> **Texte à lire**:
Achète de l'eau sur le parcours. Ça fait vivre le petit commerce
local, ça permet d'arriver sans sac à dos et de te rincer les
yeux au cas où tu aurais le vent de face quand vont pleuvoir les
lacrymos, qui font pleurer même si elles éclatent à 200 m.
Si tu veux t'approcher à 100 m, privilégie le masque de plongée
et le foulard mouillé. Plus près, il faut un masque
respiratoire.
Attation ! Tu peux te faire tchourer ce matériel par la police –
même le foulard – avant d’avoir atteint lieu de rassemblement.
Des dosettes de Dacryosérum peuvent même être la preuve
indéniable que tu vas participer à un rassemblement ayant pour
but de troubler gravement l'ordre public et de faire s'abattre
la peste et les sauterelles sur notre beau pays. Mais tu peux
les acheter sur le parcours. Ça fait vivre le petit commerce
local.
Généralement, la police explore les sacs à dos mais fouille
rarement au corps les gens allant manifester. Donc, évite le sac
– assez gênant s'il faut décamper – et porte le petit matériel
sur toi.
Ou bien trouve auparavant une planque dans une rue sur le
parcours de la manifestation pour y dissimuler tes petites
affaires de protection. Derrière une poubelle, par exemple.
Ou bien emprunte les petites rues pour te rendre au point de
départ de la manifestation (sauf que samedi dernier j’ai croisé
dans une petite rue pour me rendre au point de départ de la
manifestation une dizaine de gars de la BAC qui se préparaient…
J’ai rarement pris autant l’air de rien.)
Ou bien rejoins la manifestation en cours de route après l'avoir
attendue dans un café. Ça fait vivre le petit commerce local.
Évite d'emporter un Opinel, un club de golf, une
moissonneuse-batteuse, une scie à chantourner, ta belle-mère, ou
tout autre objet tranchant ou contondant.
Prends ta carte d'identité au cas où tu te ferais gauler. Ne
prends pas de carte de crédit mais du liquide.

> **Extrait de données**:
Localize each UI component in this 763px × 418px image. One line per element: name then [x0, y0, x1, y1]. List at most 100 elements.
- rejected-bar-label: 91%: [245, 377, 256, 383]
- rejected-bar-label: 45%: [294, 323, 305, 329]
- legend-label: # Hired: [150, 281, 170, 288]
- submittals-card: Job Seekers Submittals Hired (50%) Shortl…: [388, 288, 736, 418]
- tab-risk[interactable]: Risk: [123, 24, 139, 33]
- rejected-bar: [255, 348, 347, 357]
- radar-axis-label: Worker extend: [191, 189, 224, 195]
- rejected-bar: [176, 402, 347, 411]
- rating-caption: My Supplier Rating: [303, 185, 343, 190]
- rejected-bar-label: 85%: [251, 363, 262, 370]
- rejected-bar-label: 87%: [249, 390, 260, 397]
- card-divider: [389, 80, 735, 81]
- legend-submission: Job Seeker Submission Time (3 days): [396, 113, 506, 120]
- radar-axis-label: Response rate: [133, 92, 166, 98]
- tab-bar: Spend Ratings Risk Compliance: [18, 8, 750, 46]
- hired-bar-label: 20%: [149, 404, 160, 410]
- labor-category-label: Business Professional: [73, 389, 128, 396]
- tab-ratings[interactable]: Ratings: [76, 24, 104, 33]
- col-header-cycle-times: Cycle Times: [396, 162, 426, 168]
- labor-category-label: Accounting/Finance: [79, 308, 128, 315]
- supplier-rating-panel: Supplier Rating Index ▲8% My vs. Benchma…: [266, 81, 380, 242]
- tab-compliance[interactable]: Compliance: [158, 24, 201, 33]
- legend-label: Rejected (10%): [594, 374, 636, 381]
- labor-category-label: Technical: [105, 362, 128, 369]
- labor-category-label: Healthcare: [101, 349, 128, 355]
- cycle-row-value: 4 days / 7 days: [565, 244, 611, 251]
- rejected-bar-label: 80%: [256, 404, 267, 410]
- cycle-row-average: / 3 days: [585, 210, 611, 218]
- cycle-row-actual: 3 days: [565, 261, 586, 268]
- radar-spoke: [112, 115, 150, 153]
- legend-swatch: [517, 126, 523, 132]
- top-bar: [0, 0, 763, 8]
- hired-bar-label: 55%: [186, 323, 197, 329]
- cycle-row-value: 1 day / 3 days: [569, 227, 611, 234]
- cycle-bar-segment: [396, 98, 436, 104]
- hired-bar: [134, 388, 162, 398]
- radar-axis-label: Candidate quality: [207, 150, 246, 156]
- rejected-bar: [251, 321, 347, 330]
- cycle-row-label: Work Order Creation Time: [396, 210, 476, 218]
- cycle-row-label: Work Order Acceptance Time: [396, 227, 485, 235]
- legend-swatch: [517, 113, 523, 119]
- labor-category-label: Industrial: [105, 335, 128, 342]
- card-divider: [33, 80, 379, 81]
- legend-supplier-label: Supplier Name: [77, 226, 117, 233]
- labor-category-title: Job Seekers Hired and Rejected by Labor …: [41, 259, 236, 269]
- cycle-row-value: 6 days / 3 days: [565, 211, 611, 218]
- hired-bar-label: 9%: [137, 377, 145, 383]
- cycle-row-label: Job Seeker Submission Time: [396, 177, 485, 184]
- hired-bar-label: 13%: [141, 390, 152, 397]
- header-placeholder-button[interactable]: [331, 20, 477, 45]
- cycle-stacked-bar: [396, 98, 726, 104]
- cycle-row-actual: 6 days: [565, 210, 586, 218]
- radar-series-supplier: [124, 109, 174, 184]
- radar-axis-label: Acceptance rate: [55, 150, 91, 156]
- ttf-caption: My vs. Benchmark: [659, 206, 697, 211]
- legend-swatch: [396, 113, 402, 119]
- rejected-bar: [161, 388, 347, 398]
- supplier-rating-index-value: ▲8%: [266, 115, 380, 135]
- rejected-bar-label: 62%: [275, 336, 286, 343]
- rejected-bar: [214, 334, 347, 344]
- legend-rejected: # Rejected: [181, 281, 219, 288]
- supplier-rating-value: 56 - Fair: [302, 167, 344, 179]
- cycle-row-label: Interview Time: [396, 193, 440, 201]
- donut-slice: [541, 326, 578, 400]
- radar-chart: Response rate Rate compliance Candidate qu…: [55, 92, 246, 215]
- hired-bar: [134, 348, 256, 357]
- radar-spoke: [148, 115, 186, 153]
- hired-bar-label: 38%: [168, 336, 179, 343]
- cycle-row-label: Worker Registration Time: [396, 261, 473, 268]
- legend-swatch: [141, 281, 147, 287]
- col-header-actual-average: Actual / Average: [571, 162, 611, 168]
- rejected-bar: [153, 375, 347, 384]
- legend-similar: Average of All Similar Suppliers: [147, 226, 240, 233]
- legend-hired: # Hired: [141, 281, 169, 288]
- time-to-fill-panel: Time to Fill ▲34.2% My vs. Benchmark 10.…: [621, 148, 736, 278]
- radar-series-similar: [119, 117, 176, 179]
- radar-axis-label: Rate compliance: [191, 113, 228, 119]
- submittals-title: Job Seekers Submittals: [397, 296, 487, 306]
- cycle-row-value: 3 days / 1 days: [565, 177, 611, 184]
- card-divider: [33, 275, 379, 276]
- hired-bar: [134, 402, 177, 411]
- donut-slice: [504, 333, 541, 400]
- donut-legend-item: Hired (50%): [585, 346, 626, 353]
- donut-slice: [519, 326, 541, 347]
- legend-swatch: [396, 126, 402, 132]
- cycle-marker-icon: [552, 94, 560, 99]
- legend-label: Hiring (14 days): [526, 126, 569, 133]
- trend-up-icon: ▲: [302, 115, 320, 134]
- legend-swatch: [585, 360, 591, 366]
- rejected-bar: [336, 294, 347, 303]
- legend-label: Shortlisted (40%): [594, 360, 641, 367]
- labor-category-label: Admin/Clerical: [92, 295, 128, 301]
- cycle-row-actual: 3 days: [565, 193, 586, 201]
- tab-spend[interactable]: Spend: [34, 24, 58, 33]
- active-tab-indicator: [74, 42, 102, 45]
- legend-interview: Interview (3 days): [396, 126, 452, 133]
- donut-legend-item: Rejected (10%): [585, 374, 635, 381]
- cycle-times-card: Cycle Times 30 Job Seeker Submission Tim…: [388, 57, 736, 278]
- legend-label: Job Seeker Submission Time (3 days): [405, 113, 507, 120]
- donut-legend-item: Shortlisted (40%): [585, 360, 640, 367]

> **Liste des tâches**:
a - Dans le texte à lire, relevez tous les objets cités nommément dans la phrase qui commence par « Évite d'emporter ».
b - Résumez le texte à lire en deux phrases.
c - Rédigez la suite du texte à lire sur la préparation à une manifestation, à partir de la phrase qui suit « mais du liquide ».

> **Réponses par tâche**:
a - un Opinel, un club de golf, une moissonneuse-batteuse, une scie à chantourner, ta belle-mère

b - Le texte conseille d'acheter l'eau et les dosettes de Dacryosérum sur le parcours, car la police peut confisquer le matériel de protection avant le rassemblement et y voir la preuve d'une intention de troubler l'ordre public. Il recommande aussi de porter le petit matériel sur soi plutôt que dans un sac à dos, ou de le cacher à l'avance dans une rue du parcours, d'éviter tout objet tranchant ou contondant et de prendre sa carte d'identité et du liquide plutôt qu'une carte de crédit.

c -
Ne prends pas tes clefs de voiture. Laisse-les à l’intérieur de
ton pare-choc. Privilégie un parking souterrain.
Ne prends pas ton portable si tu ne veux pas que tous tes
contacts se retrouvent entre les mains de la police, notamment
si tu es militant. Prends un vieux portable avec ta carte SIM.
Ou prends un portable pas cher avec carte.
Écris sur ton bras le numéro de portable de ton avocat – il est
rarement à son cabinet le samedi soir – et d'un contact de
confiance.
Prends des vêtements neutres et chauds, et des chaussures
confortables qui ne prennent pas l'eau. Si tu es une fille, mets
une brassière plutôt qu'un soutif. On peut te demander de le
retirer au commissariat si tu te fais gauler.
Pour ceux qui veulent s'amuser avec le canon à eau, prévoyez des
affaires de rechange que vous confierez à un ami moins con que
vous qui restera sur l'arrière.
Il est utile de prendre des gants pour ne pas s'abimer les mains
si l'on tombe, et un bonnet pour ne pas se prendre directement
sur le crâne une cartouche de lacrymo tombée du ciel.
Les plus audacieux peuvent porter un casque de vélo, voire un
casque de spéléo, mais un magistrat a d'ordinaire quelques bases
en topographie locale et il est difficile de lui faire gober
qu'il existe une grotte préhistorique souterraine à proximité
d'un point de fixation policière.
Ça peut paraître un détail pour vous, mais pour moi ça veut dire
beaucoup si vous pouvez passer une bonne manif.
Toutes les dernières manifestations, dans toutes les villes, ont
généré une violence policière disproportionnée et tout un tas
d’ennuis et de blessures chez des gens pacifiques qui n’étaient
pas préparés.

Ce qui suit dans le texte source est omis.